Available records:
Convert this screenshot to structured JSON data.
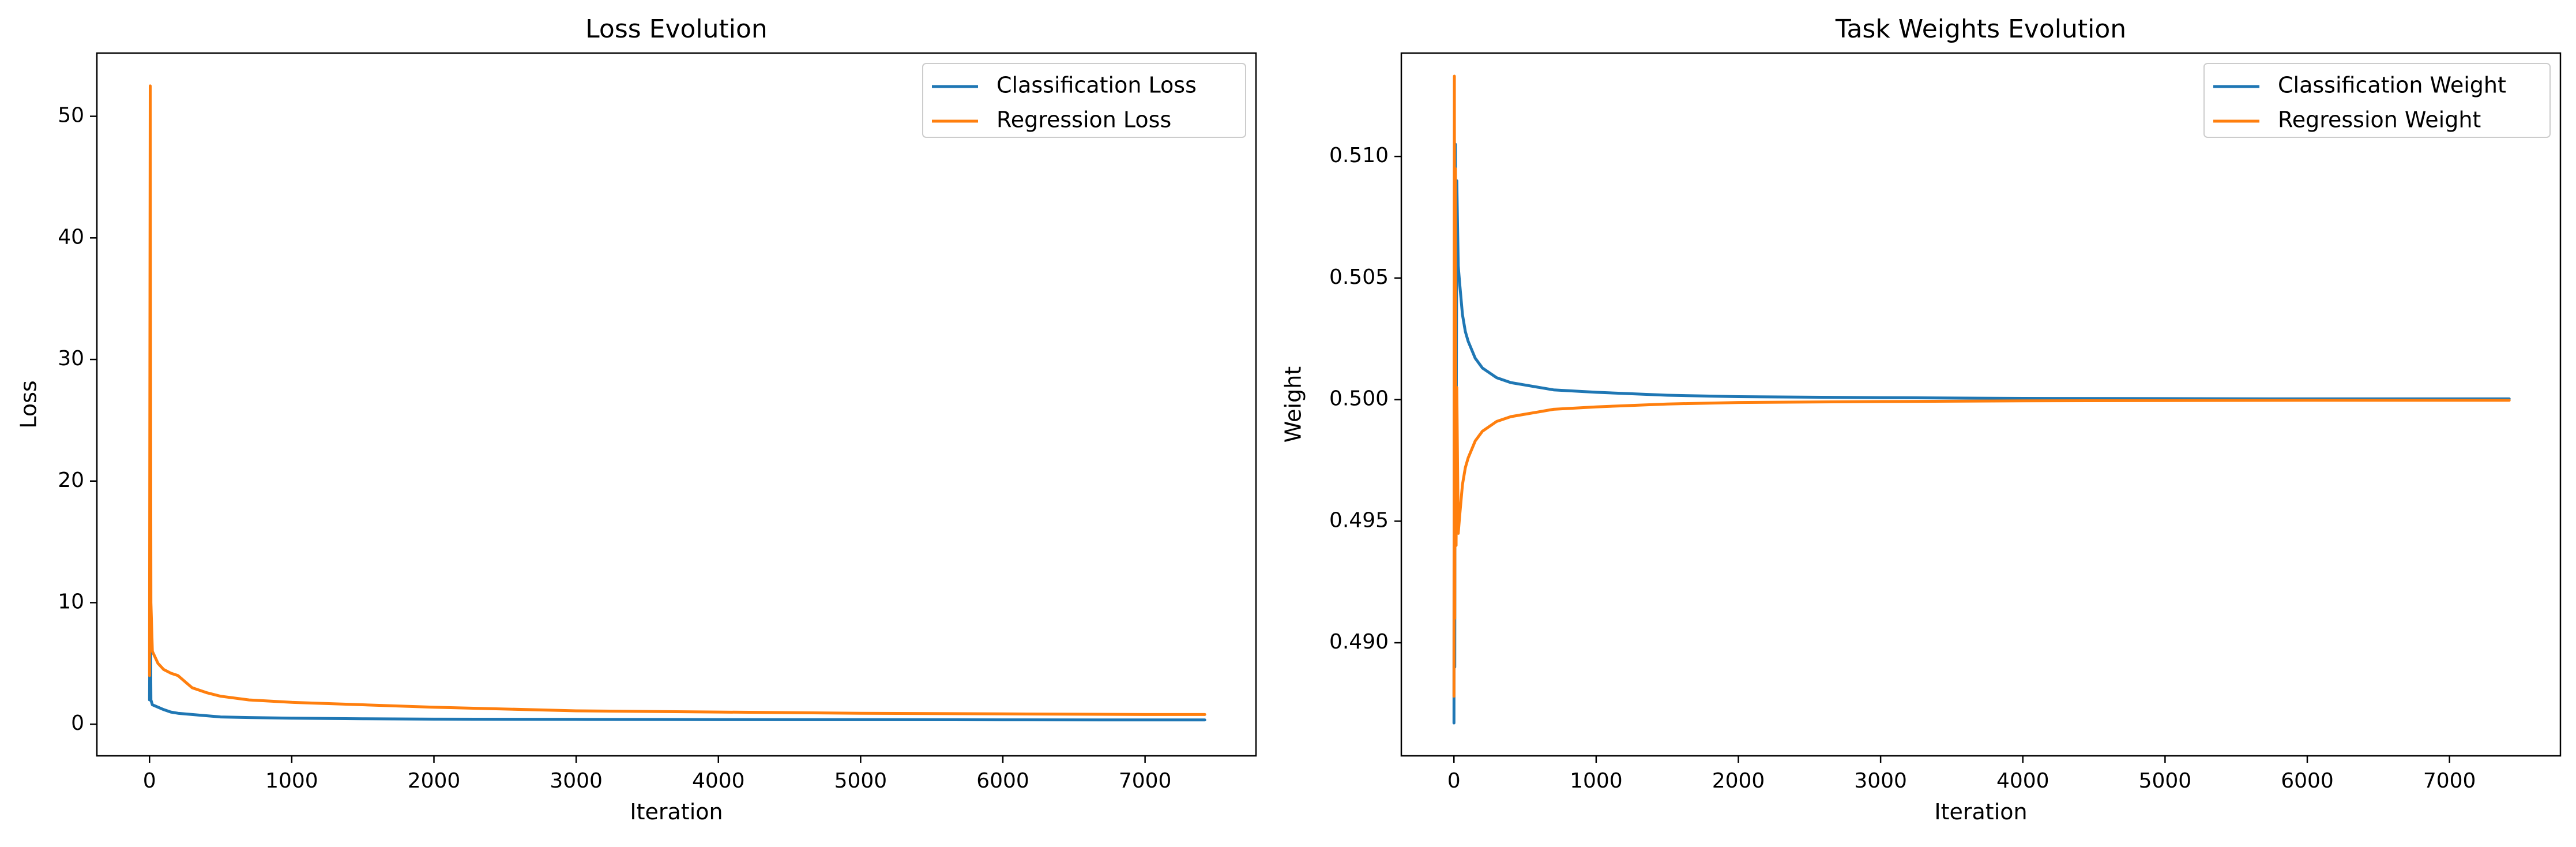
{
  "chart_data": [
    {
      "type": "line",
      "title": "Loss Evolution",
      "xlabel": "Iteration",
      "ylabel": "Loss",
      "xlim": [
        -370,
        7780
      ],
      "ylim": [
        -2.6,
        55.2
      ],
      "xticks": [
        0,
        1000,
        2000,
        3000,
        4000,
        5000,
        6000,
        7000
      ],
      "xtick_labels": [
        "0",
        "1000",
        "2000",
        "3000",
        "4000",
        "5000",
        "6000",
        "7000"
      ],
      "yticks": [
        0,
        10,
        20,
        30,
        40,
        50
      ],
      "ytick_labels": [
        "0",
        "10",
        "20",
        "30",
        "40",
        "50"
      ],
      "grid": false,
      "legend_position": "top-right",
      "series": [
        {
          "name": "Classification Loss",
          "color": "#1f77b4",
          "x": [
            0,
            5,
            10,
            20,
            40,
            60,
            100,
            150,
            200,
            300,
            400,
            500,
            700,
            1000,
            1500,
            2000,
            3000,
            4000,
            5000,
            6000,
            7000,
            7420
          ],
          "y": [
            2.0,
            11.0,
            2.0,
            1.6,
            1.5,
            1.4,
            1.2,
            1.0,
            0.9,
            0.8,
            0.7,
            0.6,
            0.55,
            0.5,
            0.45,
            0.42,
            0.4,
            0.38,
            0.37,
            0.36,
            0.35,
            0.35
          ]
        },
        {
          "name": "Regression Loss",
          "color": "#ff7f0e",
          "x": [
            0,
            5,
            10,
            20,
            40,
            60,
            100,
            150,
            200,
            250,
            300,
            400,
            500,
            700,
            1000,
            1500,
            2000,
            3000,
            4000,
            5000,
            6000,
            7000,
            7420
          ],
          "y": [
            4.0,
            52.5,
            10.0,
            6.0,
            5.5,
            5.0,
            4.5,
            4.2,
            4.0,
            3.5,
            3.0,
            2.6,
            2.3,
            2.0,
            1.8,
            1.6,
            1.4,
            1.1,
            1.0,
            0.9,
            0.85,
            0.8,
            0.8
          ]
        }
      ]
    },
    {
      "type": "line",
      "title": "Task Weights Evolution",
      "xlabel": "Iteration",
      "ylabel": "Weight",
      "xlim": [
        -370,
        7780
      ],
      "ylim": [
        0.48535,
        0.51425
      ],
      "xticks": [
        0,
        1000,
        2000,
        3000,
        4000,
        5000,
        6000,
        7000
      ],
      "xtick_labels": [
        "0",
        "1000",
        "2000",
        "3000",
        "4000",
        "5000",
        "6000",
        "7000"
      ],
      "yticks": [
        0.49,
        0.495,
        0.5,
        0.505,
        0.51
      ],
      "ytick_labels": [
        "0.490",
        "0.495",
        "0.500",
        "0.505",
        "0.510"
      ],
      "grid": false,
      "legend_position": "top-right",
      "series": [
        {
          "name": "Classification Weight",
          "color": "#1f77b4",
          "x": [
            0,
            3,
            6,
            10,
            15,
            20,
            30,
            40,
            60,
            80,
            100,
            150,
            200,
            300,
            400,
            500,
            700,
            1000,
            1500,
            2000,
            3000,
            4000,
            5000,
            6000,
            7000,
            7420
          ],
          "y": [
            0.4867,
            0.5115,
            0.489,
            0.5105,
            0.495,
            0.509,
            0.5055,
            0.5048,
            0.5035,
            0.5028,
            0.5024,
            0.5017,
            0.5013,
            0.5009,
            0.5007,
            0.5006,
            0.5004,
            0.5003,
            0.50018,
            0.50012,
            0.50008,
            0.50005,
            0.50004,
            0.50003,
            0.50003,
            0.50003
          ]
        },
        {
          "name": "Regression Weight",
          "color": "#ff7f0e",
          "x": [
            0,
            3,
            6,
            10,
            15,
            20,
            30,
            40,
            60,
            80,
            100,
            150,
            200,
            300,
            400,
            500,
            700,
            1000,
            1500,
            2000,
            3000,
            4000,
            5000,
            6000,
            7000,
            7420
          ],
          "y": [
            0.4878,
            0.5133,
            0.491,
            0.5095,
            0.494,
            0.5005,
            0.4945,
            0.4952,
            0.4965,
            0.4972,
            0.4976,
            0.4983,
            0.4987,
            0.4991,
            0.4993,
            0.4994,
            0.4996,
            0.4997,
            0.49982,
            0.49988,
            0.49992,
            0.49995,
            0.49996,
            0.49997,
            0.49997,
            0.49997
          ]
        }
      ]
    }
  ]
}
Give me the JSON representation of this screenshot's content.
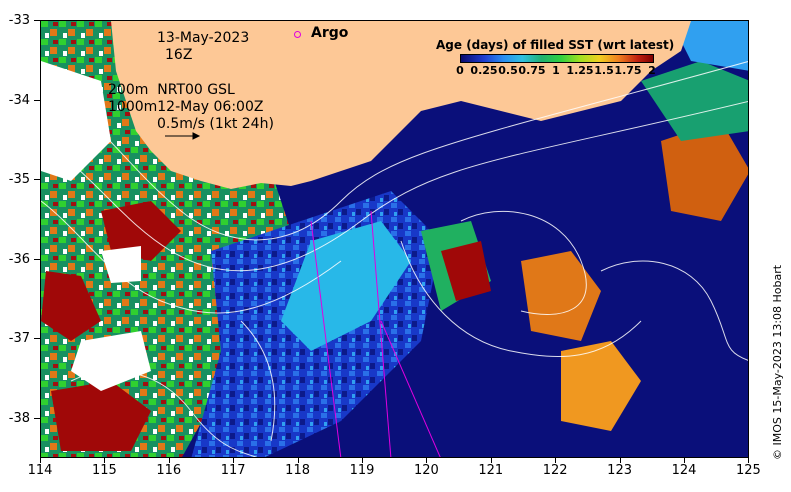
{
  "map": {
    "date": "13-May-2023",
    "hour": "16Z",
    "argo_label": "Argo",
    "current_info_line1": "200m  NRT00 GSL",
    "current_info_line2": "1000m12-May 06:00Z",
    "scale_label": "0.5m/s (1kt 24h)",
    "legend_title": "Age (days) of filled SST (wrt latest)",
    "legend_ticks": [
      "0",
      "0.25",
      "0.5",
      "0.75",
      "1",
      "1.25",
      "1.5",
      "1.75",
      "2"
    ],
    "credit": "© IMOS 15-May-2023 13:08 Hobart",
    "y_ticks": [
      "-33",
      "-34",
      "-35",
      "-36",
      "-37",
      "-38"
    ],
    "x_ticks": [
      "114",
      "115",
      "116",
      "117",
      "118",
      "119",
      "120",
      "121",
      "122",
      "123",
      "124",
      "125"
    ],
    "colors": {
      "land": "#fdc896",
      "deep": "#0a0f7a",
      "argo": "#e000e0"
    }
  }
}
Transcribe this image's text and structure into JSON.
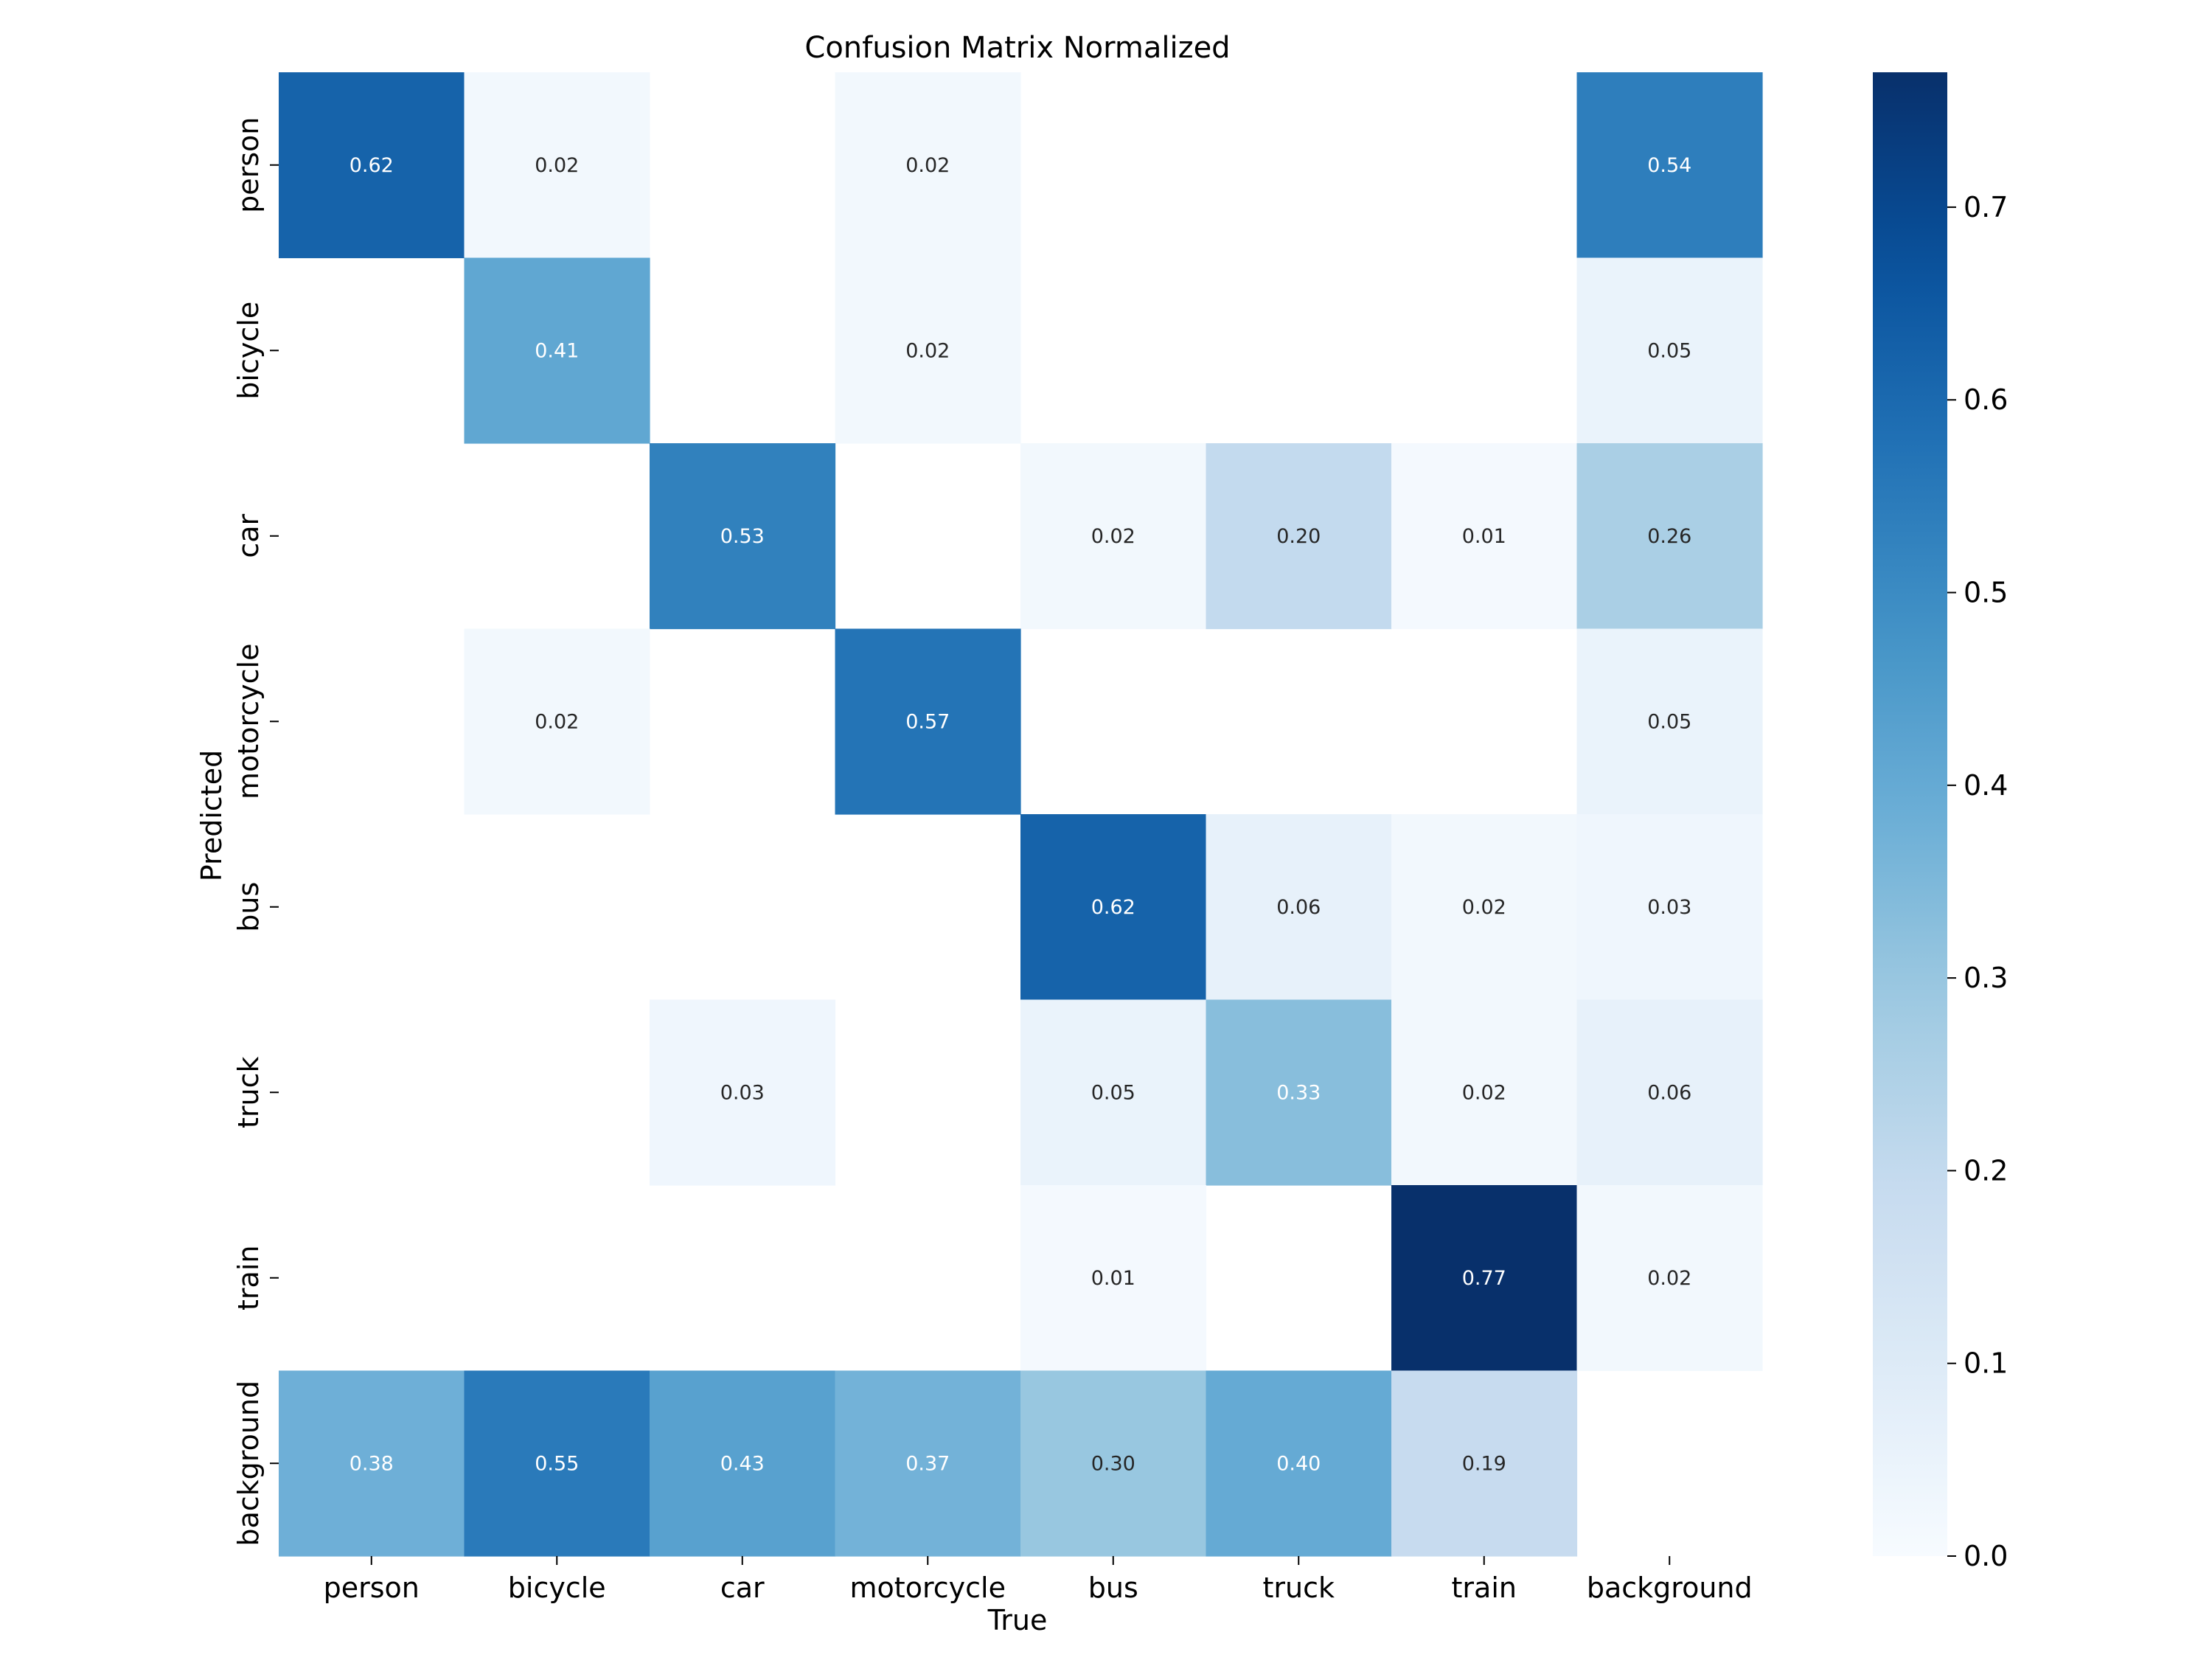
{
  "chart_data": {
    "type": "heatmap",
    "title": "Confusion Matrix Normalized",
    "xlabel": "True",
    "ylabel": "Predicted",
    "x_categories": [
      "person",
      "bicycle",
      "car",
      "motorcycle",
      "bus",
      "truck",
      "train",
      "background"
    ],
    "y_categories": [
      "person",
      "bicycle",
      "car",
      "motorcycle",
      "bus",
      "truck",
      "train",
      "background"
    ],
    "values": [
      [
        0.62,
        0.02,
        null,
        0.02,
        null,
        null,
        null,
        0.54
      ],
      [
        null,
        0.41,
        null,
        0.02,
        null,
        null,
        null,
        0.05
      ],
      [
        null,
        null,
        0.53,
        null,
        0.02,
        0.2,
        0.01,
        0.26
      ],
      [
        null,
        0.02,
        null,
        0.57,
        null,
        null,
        null,
        0.05
      ],
      [
        null,
        null,
        null,
        null,
        0.62,
        0.06,
        0.02,
        0.03
      ],
      [
        null,
        null,
        0.03,
        null,
        0.05,
        0.33,
        0.02,
        0.06
      ],
      [
        null,
        null,
        null,
        null,
        0.01,
        null,
        0.77,
        0.02
      ],
      [
        0.38,
        0.55,
        0.43,
        0.37,
        0.3,
        0.4,
        0.19,
        null
      ]
    ],
    "vmin": 0.0,
    "vmax": 0.77,
    "colormap": "Blues",
    "colorbar_ticks": [
      0.0,
      0.1,
      0.2,
      0.3,
      0.4,
      0.5,
      0.6,
      0.7
    ],
    "colorbar_tick_labels": [
      "0.0",
      "0.1",
      "0.2",
      "0.3",
      "0.4",
      "0.5",
      "0.6",
      "0.7"
    ]
  }
}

What the task requires:
Search the records above for the string "ylabel". Copy every line that contains it.

Problem solution:
      "ylabel": "Loss",
      "ylabel": "Weight",
    "ylabel": "Predicted",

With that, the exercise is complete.